O cenário das eleições estaduais em 2026 apresenta uma polarização acentuada, especialmente em São Paulo, onde Tarcísio de Freitas (Republicanos) e Fernando Haddad (PT) se destacam como os principais candidatos ao governo. A última pesquisa Datafolha aponta Tarcísio com 45% das intenções de voto, enquanto Haddad registra 27%.
Polarização em São Paulo
A disputa em São Paulo reflete a polarização nacional entre Lula e Bolsonaro, com ambos os candidatos buscando apoio de seus aliados para maximizar o número de votos. O cientista político Leandro Consentino observa que a falta de uma terceira força competitiva aumenta a probabilidade de uma decisão no primeiro turno.
Impacto do TSE no Rio de Janeiro
O Tribunal Superior Eleitoral (TSE) pode influenciar a eleição no Rio de Janeiro, onde a condenação do ex-governador Anthony Garotinho (Republicanos) à perda de direitos políticos por oito anos pode afunilar a disputa. Garotinho ocupa a posição de “terceira via” com 9% das intenções de voto, atrás de Eduardo Paes (PSD) e Douglas Ruas (PL), que têm 41% e 19%, respectivamente.
Polarização no Nordeste
No Ceará, a polarização é evidente com Ciro Gomes (PSDB) liderando com 52% das intenções de voto, enquanto o atual governador Elmano de Freitas (PT) aparece com 33%. Em Pernambuco, a governadora Raquel Lyra (PSD) lidera com 47%, enquanto João Campos (PSB), apoiado por Lula, tem 40%.
Polarização na Bahia
A situação na Bahia também é marcada por polarização, com Jerônimo Rodrigues (PT) e ACM Neto (União Brasil) em uma disputa acirrada. As alianças formadas em torno de candidatos conhecidos no Nordeste dificultam a entrada de novas candidaturas.
Opinião
A polarização nas eleições estaduais de 2026 reflete a atual divisão política do país, onde a falta de alternativas viáveis pode levar a decisões antecipadas nas urnas.

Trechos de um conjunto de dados
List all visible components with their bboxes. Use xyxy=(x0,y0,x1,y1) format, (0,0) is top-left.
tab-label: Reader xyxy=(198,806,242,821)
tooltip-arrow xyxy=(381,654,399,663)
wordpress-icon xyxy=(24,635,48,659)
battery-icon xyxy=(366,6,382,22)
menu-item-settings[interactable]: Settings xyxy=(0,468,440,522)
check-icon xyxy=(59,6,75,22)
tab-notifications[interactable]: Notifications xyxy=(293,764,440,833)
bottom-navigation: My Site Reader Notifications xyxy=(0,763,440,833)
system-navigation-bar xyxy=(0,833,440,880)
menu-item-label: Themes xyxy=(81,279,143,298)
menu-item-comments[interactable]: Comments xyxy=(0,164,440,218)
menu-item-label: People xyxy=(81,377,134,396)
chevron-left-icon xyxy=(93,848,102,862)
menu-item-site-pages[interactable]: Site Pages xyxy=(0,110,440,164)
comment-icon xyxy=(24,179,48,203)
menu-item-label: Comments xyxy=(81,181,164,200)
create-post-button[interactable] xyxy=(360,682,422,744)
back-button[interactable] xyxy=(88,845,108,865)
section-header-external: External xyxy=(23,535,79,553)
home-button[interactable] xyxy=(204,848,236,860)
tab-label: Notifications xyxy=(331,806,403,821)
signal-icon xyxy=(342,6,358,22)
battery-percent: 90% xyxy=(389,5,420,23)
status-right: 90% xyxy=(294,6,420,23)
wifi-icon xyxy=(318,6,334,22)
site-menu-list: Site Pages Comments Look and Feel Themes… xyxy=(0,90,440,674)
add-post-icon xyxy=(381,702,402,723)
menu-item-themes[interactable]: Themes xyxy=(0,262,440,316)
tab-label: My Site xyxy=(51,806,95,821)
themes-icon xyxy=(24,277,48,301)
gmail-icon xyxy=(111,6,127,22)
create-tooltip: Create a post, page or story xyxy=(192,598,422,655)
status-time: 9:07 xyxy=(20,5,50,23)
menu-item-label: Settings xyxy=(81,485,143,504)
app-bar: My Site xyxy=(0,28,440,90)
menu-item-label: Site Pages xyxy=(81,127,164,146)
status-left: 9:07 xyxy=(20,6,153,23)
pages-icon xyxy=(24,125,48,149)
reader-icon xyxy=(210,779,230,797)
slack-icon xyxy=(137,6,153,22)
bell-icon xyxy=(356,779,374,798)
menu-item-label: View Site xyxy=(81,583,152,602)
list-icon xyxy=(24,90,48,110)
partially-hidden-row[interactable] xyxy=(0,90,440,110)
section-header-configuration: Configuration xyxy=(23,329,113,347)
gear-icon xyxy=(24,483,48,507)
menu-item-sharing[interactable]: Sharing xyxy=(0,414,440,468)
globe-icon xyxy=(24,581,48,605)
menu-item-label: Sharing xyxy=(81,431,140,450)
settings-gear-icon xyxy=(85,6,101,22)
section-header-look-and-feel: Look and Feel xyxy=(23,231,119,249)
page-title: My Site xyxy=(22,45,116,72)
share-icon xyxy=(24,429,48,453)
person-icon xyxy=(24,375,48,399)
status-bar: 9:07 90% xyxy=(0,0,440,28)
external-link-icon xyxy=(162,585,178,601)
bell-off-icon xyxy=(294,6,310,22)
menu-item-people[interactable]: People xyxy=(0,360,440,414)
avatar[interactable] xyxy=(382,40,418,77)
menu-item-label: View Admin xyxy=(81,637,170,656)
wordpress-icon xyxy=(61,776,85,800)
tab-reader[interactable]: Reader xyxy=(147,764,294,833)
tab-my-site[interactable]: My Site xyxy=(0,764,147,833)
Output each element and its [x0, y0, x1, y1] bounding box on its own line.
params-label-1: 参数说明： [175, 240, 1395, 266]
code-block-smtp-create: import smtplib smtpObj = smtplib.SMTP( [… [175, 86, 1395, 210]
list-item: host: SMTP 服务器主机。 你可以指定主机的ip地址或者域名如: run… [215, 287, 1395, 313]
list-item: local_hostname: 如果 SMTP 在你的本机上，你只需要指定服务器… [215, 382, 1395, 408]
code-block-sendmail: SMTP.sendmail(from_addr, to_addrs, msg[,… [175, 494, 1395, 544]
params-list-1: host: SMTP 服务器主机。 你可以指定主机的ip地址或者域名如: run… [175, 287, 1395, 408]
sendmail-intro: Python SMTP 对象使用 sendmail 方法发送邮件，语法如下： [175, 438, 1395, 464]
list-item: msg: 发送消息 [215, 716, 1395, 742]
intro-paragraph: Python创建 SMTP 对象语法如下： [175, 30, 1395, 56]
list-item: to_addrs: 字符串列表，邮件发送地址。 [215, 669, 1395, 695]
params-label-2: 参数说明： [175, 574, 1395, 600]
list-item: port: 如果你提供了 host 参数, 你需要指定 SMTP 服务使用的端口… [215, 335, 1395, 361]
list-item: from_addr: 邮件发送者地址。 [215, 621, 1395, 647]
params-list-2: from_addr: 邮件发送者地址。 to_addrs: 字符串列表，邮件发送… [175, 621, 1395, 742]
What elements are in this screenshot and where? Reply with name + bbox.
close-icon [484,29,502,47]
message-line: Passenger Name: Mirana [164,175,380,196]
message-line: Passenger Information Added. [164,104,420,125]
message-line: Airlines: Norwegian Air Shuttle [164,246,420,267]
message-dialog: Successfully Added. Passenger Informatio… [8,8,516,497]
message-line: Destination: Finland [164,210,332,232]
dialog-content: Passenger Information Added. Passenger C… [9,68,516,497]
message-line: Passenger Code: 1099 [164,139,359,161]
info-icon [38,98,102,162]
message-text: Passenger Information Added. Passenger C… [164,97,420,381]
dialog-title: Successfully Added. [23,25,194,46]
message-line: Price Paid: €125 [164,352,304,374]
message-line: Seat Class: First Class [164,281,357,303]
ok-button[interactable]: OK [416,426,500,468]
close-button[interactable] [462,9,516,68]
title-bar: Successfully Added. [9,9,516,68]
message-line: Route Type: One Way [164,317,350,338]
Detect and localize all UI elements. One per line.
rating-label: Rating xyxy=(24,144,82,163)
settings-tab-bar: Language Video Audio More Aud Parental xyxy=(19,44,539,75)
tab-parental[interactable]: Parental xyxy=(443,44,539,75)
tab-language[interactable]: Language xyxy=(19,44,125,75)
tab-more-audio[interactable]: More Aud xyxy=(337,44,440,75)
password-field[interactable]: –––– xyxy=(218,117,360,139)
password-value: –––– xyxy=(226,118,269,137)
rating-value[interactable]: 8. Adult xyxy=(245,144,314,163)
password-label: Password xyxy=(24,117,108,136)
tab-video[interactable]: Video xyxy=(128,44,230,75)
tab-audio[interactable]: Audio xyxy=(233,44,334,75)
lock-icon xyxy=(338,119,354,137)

OBJETIVO DA TAREFA: Informe, com base no trecho selecionado, qual percentual das intenções de voto Ciro Gomes tem no Ceará.

EXERCÍCIO RESOLVIDO: Ciro Gomes tem 52% das intenções de voto no Ceará.